▶ What to do
From the entries below, gather every line containing the string "time".

START Dataset excerpts

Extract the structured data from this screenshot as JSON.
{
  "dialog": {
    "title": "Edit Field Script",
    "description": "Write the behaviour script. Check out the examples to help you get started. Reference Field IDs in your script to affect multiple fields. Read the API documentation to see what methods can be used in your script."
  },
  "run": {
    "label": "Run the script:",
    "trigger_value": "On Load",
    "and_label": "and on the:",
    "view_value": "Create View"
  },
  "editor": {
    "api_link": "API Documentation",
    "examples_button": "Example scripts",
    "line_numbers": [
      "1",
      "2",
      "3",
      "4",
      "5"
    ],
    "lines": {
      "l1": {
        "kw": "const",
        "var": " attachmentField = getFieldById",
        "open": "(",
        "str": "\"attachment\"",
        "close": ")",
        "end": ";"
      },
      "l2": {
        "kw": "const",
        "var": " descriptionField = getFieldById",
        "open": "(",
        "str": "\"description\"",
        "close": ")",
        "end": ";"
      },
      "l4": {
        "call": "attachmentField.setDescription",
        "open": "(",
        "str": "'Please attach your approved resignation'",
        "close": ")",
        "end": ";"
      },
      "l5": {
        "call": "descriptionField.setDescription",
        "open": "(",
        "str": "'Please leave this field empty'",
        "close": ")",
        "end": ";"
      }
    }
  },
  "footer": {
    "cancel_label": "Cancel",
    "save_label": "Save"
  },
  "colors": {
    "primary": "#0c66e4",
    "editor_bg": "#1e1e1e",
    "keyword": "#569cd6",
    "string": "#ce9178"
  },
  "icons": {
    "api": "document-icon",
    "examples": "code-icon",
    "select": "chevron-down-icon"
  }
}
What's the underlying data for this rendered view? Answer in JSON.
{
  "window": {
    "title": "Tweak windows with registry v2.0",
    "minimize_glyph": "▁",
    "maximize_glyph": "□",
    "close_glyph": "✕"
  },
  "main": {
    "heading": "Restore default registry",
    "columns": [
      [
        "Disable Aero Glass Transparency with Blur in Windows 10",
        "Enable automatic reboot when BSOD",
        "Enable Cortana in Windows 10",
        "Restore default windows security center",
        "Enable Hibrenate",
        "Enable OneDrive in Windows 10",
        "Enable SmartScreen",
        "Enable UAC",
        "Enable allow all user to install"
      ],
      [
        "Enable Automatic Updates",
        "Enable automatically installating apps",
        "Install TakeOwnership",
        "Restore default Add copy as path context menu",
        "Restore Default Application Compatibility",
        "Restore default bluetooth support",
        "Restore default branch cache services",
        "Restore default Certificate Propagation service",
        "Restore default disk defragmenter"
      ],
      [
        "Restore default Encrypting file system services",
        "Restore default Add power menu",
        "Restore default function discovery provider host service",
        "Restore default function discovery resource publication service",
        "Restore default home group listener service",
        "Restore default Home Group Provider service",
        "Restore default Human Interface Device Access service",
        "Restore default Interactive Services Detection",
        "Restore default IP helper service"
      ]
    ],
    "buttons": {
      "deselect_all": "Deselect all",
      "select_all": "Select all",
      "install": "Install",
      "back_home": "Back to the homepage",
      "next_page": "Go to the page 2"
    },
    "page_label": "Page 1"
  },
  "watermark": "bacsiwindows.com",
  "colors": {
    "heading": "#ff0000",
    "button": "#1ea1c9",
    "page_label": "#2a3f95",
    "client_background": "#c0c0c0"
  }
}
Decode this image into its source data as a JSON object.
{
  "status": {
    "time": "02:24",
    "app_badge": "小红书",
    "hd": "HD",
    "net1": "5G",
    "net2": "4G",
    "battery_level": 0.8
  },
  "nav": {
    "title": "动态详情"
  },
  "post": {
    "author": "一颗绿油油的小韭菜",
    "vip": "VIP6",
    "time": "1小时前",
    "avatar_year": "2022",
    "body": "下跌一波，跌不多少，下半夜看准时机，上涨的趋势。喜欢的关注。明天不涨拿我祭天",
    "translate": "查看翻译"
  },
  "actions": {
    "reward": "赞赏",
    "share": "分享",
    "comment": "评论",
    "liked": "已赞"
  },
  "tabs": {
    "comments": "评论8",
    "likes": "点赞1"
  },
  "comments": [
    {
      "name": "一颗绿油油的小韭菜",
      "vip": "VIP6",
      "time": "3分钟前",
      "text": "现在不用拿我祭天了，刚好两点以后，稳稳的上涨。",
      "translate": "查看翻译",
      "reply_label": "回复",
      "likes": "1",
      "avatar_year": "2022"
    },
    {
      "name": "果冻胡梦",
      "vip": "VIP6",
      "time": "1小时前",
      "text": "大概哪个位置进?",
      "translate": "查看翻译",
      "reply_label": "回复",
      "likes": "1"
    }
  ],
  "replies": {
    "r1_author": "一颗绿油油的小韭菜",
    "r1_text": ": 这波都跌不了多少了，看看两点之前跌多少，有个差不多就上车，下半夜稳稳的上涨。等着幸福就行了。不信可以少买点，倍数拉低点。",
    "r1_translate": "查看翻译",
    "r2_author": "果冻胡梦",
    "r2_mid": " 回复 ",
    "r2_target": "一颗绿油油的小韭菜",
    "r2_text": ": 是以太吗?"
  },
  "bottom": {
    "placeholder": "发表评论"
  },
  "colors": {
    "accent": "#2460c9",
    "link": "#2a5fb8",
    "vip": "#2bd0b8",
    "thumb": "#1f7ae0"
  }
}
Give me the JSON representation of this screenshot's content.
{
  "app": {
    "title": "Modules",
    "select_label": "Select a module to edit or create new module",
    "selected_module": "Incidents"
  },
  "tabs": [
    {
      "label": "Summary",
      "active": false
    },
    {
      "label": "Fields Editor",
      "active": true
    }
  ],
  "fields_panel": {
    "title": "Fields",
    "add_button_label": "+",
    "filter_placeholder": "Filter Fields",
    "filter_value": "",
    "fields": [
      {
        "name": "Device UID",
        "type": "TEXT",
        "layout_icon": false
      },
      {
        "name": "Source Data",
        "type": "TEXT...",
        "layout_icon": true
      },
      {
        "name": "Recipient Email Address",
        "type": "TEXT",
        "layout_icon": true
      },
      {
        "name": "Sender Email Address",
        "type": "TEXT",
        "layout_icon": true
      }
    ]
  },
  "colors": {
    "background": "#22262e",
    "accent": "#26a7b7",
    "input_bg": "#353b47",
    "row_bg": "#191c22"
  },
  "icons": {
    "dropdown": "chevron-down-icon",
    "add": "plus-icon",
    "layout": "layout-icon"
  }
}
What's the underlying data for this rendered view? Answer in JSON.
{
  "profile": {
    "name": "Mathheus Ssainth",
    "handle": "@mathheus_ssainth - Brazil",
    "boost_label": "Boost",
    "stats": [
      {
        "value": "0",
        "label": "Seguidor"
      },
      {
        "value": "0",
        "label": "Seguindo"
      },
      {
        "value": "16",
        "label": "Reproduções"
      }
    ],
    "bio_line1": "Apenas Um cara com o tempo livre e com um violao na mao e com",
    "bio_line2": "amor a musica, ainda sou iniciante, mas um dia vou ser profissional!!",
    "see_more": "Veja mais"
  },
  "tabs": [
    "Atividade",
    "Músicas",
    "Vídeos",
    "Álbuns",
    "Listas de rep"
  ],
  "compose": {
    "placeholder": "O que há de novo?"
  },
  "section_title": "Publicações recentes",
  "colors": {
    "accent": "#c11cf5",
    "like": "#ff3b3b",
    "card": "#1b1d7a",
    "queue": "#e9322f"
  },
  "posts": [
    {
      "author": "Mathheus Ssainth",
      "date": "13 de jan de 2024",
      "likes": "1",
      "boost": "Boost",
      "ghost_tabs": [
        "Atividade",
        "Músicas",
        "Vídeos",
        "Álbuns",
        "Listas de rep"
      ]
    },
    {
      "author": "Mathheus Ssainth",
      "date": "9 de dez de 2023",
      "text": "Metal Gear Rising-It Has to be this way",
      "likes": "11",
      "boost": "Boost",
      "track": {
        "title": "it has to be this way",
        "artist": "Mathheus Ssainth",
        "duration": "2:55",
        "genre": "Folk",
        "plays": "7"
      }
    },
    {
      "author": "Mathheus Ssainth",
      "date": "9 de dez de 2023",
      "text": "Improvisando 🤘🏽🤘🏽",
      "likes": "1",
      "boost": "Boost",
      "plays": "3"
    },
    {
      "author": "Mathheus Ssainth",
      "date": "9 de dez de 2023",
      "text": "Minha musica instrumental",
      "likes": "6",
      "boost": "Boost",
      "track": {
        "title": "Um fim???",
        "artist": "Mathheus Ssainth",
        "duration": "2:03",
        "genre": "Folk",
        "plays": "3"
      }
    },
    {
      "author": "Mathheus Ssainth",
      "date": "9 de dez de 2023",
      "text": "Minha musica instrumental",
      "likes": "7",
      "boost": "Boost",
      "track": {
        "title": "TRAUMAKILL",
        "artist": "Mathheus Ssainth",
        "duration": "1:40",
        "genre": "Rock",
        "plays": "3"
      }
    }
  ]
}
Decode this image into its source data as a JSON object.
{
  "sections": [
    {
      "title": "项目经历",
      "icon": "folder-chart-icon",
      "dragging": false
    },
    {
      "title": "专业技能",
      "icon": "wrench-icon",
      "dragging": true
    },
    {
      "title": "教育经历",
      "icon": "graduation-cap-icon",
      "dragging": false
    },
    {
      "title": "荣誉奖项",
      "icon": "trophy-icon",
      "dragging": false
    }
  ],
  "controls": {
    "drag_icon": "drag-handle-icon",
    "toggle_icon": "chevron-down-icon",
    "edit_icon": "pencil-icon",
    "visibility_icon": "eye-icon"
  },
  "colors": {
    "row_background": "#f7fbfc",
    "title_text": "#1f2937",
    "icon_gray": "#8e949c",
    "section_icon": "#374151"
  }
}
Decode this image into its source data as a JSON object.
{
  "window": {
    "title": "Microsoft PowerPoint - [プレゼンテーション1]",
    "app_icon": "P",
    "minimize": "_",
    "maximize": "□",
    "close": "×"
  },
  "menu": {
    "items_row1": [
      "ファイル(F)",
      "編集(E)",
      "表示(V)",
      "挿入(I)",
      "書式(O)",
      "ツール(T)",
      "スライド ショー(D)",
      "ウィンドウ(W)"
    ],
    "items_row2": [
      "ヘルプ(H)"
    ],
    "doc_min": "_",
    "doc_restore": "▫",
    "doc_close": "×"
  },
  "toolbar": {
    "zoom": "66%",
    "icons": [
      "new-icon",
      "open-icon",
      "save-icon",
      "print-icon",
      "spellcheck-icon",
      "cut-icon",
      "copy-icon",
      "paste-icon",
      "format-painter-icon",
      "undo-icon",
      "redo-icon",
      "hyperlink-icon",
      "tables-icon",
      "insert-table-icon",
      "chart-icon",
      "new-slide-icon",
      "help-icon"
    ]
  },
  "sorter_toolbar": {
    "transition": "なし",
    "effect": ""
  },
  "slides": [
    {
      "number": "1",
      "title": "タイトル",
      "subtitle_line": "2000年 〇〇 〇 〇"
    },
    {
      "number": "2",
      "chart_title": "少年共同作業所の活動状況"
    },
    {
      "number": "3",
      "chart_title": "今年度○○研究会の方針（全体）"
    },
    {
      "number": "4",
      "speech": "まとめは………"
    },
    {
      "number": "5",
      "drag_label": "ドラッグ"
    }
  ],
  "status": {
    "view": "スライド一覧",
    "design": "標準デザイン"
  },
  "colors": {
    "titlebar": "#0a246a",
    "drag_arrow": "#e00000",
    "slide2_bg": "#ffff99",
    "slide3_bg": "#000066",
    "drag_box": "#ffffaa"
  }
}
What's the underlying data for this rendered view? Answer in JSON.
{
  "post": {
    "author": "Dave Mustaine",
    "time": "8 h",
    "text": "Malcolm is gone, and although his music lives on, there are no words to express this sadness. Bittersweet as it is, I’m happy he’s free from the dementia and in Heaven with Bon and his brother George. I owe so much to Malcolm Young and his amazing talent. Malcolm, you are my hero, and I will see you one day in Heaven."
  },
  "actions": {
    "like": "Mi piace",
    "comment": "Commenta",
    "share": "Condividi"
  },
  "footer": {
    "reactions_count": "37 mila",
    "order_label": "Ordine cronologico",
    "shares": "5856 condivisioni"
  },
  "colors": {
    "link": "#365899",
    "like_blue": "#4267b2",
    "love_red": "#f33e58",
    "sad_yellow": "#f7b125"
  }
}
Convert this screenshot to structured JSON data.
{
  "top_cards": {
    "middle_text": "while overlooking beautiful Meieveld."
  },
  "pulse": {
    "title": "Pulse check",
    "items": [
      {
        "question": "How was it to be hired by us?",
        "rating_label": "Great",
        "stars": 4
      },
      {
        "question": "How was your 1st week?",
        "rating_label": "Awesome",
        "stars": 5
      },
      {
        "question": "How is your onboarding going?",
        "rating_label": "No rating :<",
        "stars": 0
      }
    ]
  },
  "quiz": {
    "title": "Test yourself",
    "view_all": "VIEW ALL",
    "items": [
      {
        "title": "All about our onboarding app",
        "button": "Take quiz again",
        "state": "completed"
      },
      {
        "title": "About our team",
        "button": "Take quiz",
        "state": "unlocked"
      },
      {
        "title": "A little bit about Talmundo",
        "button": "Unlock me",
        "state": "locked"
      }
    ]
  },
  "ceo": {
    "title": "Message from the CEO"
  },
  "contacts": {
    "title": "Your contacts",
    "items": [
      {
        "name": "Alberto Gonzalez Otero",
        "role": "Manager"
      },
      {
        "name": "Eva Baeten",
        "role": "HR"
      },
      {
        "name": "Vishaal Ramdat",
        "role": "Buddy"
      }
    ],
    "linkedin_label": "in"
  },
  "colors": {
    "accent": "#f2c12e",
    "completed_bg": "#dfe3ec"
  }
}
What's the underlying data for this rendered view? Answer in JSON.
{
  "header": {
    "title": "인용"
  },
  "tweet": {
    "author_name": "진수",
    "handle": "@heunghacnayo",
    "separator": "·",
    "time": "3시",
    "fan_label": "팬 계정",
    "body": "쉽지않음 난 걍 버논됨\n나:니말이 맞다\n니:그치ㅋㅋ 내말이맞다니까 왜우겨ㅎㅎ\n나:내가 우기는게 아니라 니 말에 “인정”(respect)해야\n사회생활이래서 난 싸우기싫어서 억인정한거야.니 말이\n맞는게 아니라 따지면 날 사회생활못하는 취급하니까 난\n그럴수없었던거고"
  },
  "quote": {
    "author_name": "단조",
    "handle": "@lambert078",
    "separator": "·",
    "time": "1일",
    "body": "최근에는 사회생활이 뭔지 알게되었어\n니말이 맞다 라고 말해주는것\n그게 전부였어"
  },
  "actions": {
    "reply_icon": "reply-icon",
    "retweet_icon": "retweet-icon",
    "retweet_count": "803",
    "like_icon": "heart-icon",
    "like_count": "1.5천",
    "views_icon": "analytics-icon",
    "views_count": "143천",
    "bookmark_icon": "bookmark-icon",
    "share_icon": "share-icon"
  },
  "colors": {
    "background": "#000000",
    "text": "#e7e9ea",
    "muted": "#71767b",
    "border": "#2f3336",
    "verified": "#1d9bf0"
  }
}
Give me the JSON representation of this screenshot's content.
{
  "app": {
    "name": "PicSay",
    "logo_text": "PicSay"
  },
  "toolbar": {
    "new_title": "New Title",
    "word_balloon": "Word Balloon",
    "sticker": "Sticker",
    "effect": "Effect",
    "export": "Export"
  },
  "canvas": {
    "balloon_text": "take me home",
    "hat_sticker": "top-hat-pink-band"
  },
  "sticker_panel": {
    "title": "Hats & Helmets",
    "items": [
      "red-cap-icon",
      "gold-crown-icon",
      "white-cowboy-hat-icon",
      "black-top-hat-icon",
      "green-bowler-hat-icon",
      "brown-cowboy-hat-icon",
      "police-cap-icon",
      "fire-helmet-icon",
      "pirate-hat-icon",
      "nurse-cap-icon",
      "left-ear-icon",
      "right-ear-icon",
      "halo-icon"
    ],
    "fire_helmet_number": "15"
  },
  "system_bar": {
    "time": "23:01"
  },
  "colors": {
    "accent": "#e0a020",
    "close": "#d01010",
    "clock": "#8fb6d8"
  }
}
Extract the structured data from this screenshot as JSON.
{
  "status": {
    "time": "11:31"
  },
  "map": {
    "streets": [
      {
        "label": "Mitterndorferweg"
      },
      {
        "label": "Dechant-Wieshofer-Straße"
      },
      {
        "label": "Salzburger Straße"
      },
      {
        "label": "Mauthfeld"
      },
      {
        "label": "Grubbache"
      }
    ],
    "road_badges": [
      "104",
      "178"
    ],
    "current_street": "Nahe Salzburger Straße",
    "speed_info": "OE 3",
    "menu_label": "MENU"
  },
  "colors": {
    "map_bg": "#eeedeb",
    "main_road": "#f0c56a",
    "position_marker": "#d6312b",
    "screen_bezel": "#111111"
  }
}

END Dataset excerpts

▶ Correct output
    "time": "02:24",
    "time": "1小时前",
      "time": "3分钟前",
      "time": "1小时前",
    "time": "8 h",
    "time": "3시",
    "time": "1일",
    "time": "23:01"
    "time": "11:31"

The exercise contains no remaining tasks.